We shouldn't neglect what they have to teach us about citizenship.

Rebecca Burgess

Neither scarcity nor cost primarily fuelled the riotous energy of the crowd hoisting its cudgels to swarm the Capitol in the name of grain. Those were tangible-enough complaints, but food was merely the expression of a deeper-felt injury: the insult of being denied a role in political society. For that injury, the rioting Romans were determined to overthrow the entire government and eliminate the symbol, in their minds, of senatorial rule: Rome’s elite warrior, Coriolanus.

Coriolanus, Shakespeare’s tragic drama, is frequently taught as an Ur-text on civil-military relations, which explores the volatile tensions between the great- or spirited-souled individual on whom the city relies to defend it. A question posed by the play is this: Can an “absolute” warrior live peaceably in a civil society?

But the play also presents a larger Shakespearean argument, which may have more bearing on the situation of today’s warriors than does the character of the protagonist, Coriolanus. In the drama, Shakespeare asks what happens to a society when an identifiable subsection of it is effectively denied a political role within it. Shakespeare suggests that this kind of denial works a type of festering moral injury. But when that festering injury breaks open, politicians will hastily ascribe it to the absence of tangible benefits like money or health care rather than examine the underlying source.

Today we are likely to have heard of “moral injury” only for post-9/11 veterans. The term is used to describe some psychological aftershocks of a twenty-year war on terror, which these soldiers were burdened with fighting. We have assumed that such moral injury occurred while the soldiers were deployed in Afghanistan or Iraq. But what if we’ve missed a more hidden injury? What if it occurs less when a soldier deploys than afterwards, when the soldier officially separates from the military? In the process of separation, the soldier goes from having been intertwined in a national purpose to being shuffled aside and deposited into a “caste” of veterans—who are generally assumed, by the majority that has not served, to be too scarred to blend seamlessly back into civilian circles. Thus, in this view, they are to be placated by ever-increasing government benefits.

**Required work**
A – In the excerpt on Coriolanus, whom do the rioting Romans see as the symbol of senatorial rule?
B – Transcribe the Coriolanus excerpt between "Rebecca Burgess" and "elite warrior, Coriolanus.", inclusive.

**Data lines**

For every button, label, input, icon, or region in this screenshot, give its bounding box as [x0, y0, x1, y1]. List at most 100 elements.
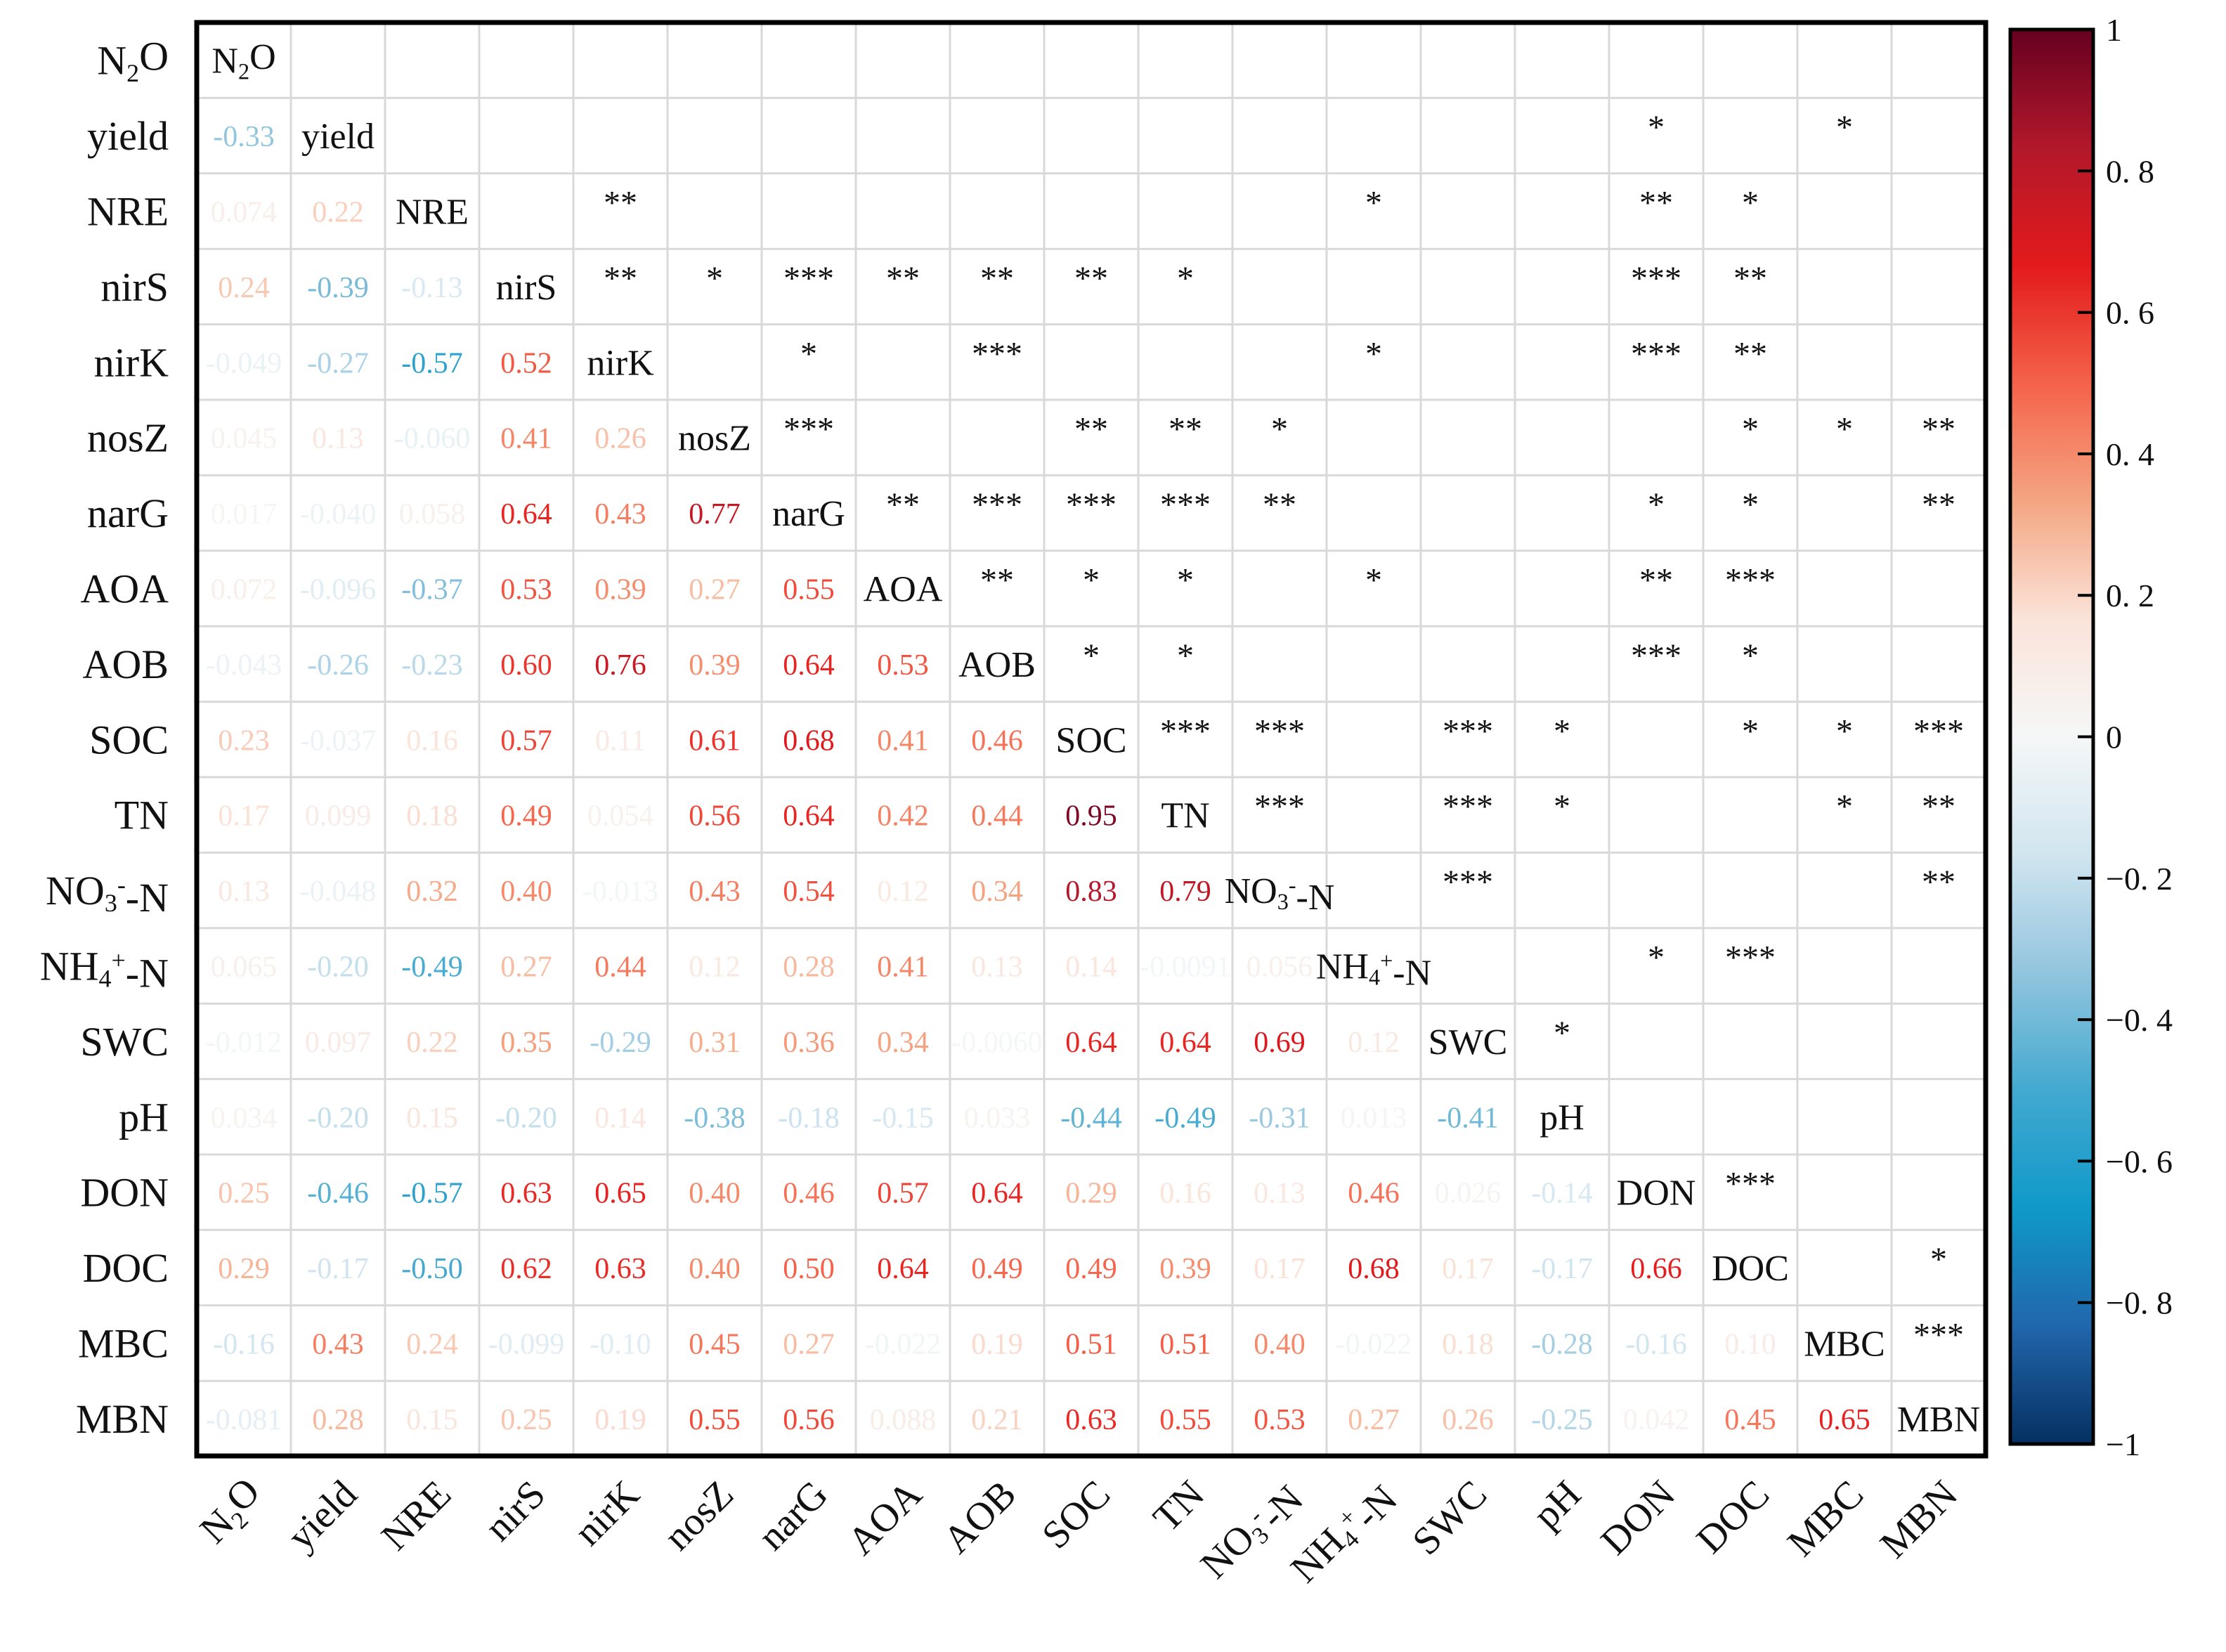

**Solutions in order**
A – Coriolanus, Rome's elite warrior.

B –
Rebecca Burgess

Neither scarcity nor cost primarily fuelled the riotous energy of the crowd hoisting its cudgels to swarm the Capitol in the name of grain. Those were tangible-enough complaints, but food was merely the expression of a deeper-felt injury: the insult of being denied a role in political society. For that injury, the rioting Romans were determined to overthrow the entire government and eliminate the symbol, in their minds, of senatorial rule: Rome’s elite warrior, Coriolanus.